THE EXERCISE
Reproduce the material below line for line, changing nothing.

[Dataset entries]
· · ·
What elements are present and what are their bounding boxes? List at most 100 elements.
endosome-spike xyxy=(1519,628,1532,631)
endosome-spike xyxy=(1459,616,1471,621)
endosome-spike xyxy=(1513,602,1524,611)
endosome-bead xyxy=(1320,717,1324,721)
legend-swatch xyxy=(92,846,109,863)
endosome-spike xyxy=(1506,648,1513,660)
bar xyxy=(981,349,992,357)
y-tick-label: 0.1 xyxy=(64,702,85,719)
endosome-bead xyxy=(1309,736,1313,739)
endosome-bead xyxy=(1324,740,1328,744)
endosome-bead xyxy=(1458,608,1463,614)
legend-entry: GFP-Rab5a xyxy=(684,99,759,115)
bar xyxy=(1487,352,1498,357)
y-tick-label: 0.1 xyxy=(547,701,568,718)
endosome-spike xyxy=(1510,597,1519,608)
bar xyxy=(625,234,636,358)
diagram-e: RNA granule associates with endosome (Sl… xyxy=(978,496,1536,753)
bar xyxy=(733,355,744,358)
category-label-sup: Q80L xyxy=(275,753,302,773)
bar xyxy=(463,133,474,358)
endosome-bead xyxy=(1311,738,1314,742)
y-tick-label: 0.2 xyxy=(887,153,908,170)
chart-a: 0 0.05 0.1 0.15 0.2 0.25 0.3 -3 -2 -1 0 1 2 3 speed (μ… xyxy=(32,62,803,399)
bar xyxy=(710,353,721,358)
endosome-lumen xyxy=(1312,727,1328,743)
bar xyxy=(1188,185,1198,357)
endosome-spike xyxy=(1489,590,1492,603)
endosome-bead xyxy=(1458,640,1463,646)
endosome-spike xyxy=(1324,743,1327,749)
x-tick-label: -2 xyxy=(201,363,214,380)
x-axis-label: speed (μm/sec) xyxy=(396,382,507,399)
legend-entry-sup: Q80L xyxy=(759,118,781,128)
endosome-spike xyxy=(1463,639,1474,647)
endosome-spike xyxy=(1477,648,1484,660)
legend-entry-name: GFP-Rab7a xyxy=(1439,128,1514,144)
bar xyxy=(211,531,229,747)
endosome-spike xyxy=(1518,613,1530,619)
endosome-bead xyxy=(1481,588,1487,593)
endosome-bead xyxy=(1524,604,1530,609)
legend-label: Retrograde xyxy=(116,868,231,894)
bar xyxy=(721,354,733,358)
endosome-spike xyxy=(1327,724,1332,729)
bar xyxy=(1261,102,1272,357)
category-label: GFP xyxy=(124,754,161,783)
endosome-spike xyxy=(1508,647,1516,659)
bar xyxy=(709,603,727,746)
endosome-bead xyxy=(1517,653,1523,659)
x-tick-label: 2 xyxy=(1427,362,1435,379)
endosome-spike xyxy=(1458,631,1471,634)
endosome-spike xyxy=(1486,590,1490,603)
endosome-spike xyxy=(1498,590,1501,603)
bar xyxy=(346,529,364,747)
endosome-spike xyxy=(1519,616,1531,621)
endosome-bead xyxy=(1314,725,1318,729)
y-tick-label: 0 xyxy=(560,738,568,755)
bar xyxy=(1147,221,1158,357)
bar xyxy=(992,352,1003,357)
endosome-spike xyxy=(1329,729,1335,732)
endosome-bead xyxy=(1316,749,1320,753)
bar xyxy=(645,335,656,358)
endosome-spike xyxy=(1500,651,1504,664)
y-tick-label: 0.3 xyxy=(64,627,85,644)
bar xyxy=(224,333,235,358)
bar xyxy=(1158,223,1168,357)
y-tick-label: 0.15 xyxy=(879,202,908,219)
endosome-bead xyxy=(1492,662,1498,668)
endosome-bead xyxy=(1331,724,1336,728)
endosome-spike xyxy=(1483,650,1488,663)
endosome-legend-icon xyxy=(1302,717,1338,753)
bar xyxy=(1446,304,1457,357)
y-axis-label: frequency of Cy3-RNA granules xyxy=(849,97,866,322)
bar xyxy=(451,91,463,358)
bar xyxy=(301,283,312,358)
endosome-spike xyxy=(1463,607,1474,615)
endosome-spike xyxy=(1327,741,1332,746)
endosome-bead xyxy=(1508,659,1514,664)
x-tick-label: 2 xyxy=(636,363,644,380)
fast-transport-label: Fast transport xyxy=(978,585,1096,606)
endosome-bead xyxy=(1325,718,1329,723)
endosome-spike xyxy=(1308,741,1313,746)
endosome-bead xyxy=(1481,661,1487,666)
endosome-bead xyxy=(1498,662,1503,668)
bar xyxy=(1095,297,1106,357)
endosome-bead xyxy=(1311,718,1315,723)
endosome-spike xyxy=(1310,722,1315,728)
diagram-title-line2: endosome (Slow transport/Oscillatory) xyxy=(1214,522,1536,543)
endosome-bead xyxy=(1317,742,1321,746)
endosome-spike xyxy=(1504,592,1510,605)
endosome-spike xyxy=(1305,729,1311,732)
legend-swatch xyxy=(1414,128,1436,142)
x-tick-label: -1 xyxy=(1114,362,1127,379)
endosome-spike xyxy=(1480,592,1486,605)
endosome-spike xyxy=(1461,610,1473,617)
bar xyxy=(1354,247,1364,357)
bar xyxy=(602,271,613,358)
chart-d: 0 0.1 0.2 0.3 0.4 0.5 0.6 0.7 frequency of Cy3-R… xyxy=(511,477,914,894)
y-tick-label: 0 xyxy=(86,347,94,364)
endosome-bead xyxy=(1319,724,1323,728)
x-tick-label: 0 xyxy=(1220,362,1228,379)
· · ·
FINAL RESULT
What elements are present and what are their bounding boxes? List at most 100 elements.
endosome-spike xyxy=(1519,628,1532,631)
endosome-spike xyxy=(1459,616,1471,621)
endosome-spike xyxy=(1513,602,1524,611)
endosome-bead xyxy=(1320,717,1324,721)
legend-swatch xyxy=(92,846,109,863)
endosome-spike xyxy=(1506,648,1513,660)
bar xyxy=(981,349,992,357)
y-tick-label: 0.1 xyxy=(64,702,85,719)
endosome-bead xyxy=(1309,736,1313,739)
endosome-bead xyxy=(1324,740,1328,744)
endosome-bead xyxy=(1458,608,1463,614)
legend-entry: GFP-Rab5a xyxy=(684,99,759,115)
bar xyxy=(1487,352,1498,357)
y-tick-label: 0.1 xyxy=(547,701,568,718)
endosome-spike xyxy=(1510,597,1519,608)
bar xyxy=(625,234,636,358)
diagram-e: RNA granule associates with endosome (Sl… xyxy=(978,496,1536,753)
bar xyxy=(733,355,744,358)
category-label-sup: Q80L xyxy=(275,753,302,773)
bar xyxy=(463,133,474,358)
endosome-bead xyxy=(1311,738,1314,742)
y-tick-label: 0.2 xyxy=(887,153,908,170)
chart-a: 0 0.05 0.1 0.15 0.2 0.25 0.3 -3 -2 -1 0 1 2 3 speed (μ… xyxy=(32,62,803,399)
bar xyxy=(710,353,721,358)
endosome-lumen xyxy=(1312,727,1328,743)
bar xyxy=(1188,185,1198,357)
endosome-spike xyxy=(1489,590,1492,603)
endosome-bead xyxy=(1458,640,1463,646)
endosome-spike xyxy=(1324,743,1327,749)
x-tick-label: -2 xyxy=(201,363,214,380)
x-axis-label: speed (μm/sec) xyxy=(396,382,507,399)
legend-entry-sup: Q80L xyxy=(759,118,781,128)
endosome-spike xyxy=(1463,639,1474,647)
endosome-spike xyxy=(1477,648,1484,660)
legend-entry-name: GFP-Rab7a xyxy=(1439,128,1514,144)
bar xyxy=(211,531,229,747)
endosome-spike xyxy=(1518,613,1530,619)
endosome-bead xyxy=(1481,588,1487,593)
endosome-bead xyxy=(1524,604,1530,609)
legend-label: Retrograde xyxy=(116,868,231,894)
bar xyxy=(721,354,733,358)
endosome-spike xyxy=(1327,724,1332,729)
bar xyxy=(1261,102,1272,357)
category-label: GFP xyxy=(124,754,161,783)
endosome-spike xyxy=(1508,647,1516,659)
bar xyxy=(709,603,727,746)
endosome-bead xyxy=(1517,653,1523,659)
x-tick-label: 2 xyxy=(1427,362,1435,379)
endosome-spike xyxy=(1458,631,1471,634)
endosome-spike xyxy=(1486,590,1490,603)
endosome-spike xyxy=(1498,590,1501,603)
bar xyxy=(346,529,364,747)
endosome-spike xyxy=(1519,616,1531,621)
endosome-bead xyxy=(1314,725,1318,729)
y-tick-label: 0 xyxy=(560,738,568,755)
bar xyxy=(1147,221,1158,357)
bar xyxy=(992,352,1003,357)
endosome-spike xyxy=(1329,729,1335,732)
endosome-bead xyxy=(1316,749,1320,753)
bar xyxy=(645,335,656,358)
endosome-spike xyxy=(1500,651,1504,664)
y-tick-label: 0.3 xyxy=(64,627,85,644)
bar xyxy=(224,333,235,358)
bar xyxy=(1158,223,1168,357)
y-tick-label: 0.15 xyxy=(879,202,908,219)
endosome-bead xyxy=(1492,662,1498,668)
endosome-bead xyxy=(1331,724,1336,728)
endosome-spike xyxy=(1483,650,1488,663)
endosome-legend-icon xyxy=(1302,717,1338,753)
bar xyxy=(1446,304,1457,357)
y-axis-label: frequency of Cy3-RNA granules xyxy=(849,97,866,322)
bar xyxy=(451,91,463,358)
bar xyxy=(301,283,312,358)
endosome-spike xyxy=(1463,607,1474,615)
endosome-spike xyxy=(1327,741,1332,746)
endosome-bead xyxy=(1508,659,1514,664)
x-tick-label: 2 xyxy=(636,363,644,380)
fast-transport-label: Fast transport xyxy=(978,585,1096,606)
endosome-bead xyxy=(1325,718,1329,723)
endosome-spike xyxy=(1308,741,1313,746)
endosome-bead xyxy=(1481,661,1487,666)
endosome-bead xyxy=(1498,662,1503,668)
bar xyxy=(1095,297,1106,357)
endosome-bead xyxy=(1311,718,1315,723)
endosome-spike xyxy=(1310,722,1315,728)
diagram-title-line2: endosome (Slow transport/Oscillatory) xyxy=(1214,522,1536,543)
endosome-bead xyxy=(1317,742,1321,746)
endosome-spike xyxy=(1504,592,1510,605)
endosome-spike xyxy=(1305,729,1311,732)
legend-swatch xyxy=(1414,128,1436,142)
x-tick-label: -1 xyxy=(1114,362,1127,379)
endosome-spike xyxy=(1480,592,1486,605)
endosome-spike xyxy=(1461,610,1473,617)
bar xyxy=(1354,247,1364,357)
bar xyxy=(602,271,613,358)
chart-d: 0 0.1 0.2 0.3 0.4 0.5 0.6 0.7 frequency of Cy3-R… xyxy=(511,477,914,894)
y-tick-label: 0 xyxy=(86,347,94,364)
endosome-bead xyxy=(1319,724,1323,728)
x-tick-label: 0 xyxy=(1220,362,1228,379)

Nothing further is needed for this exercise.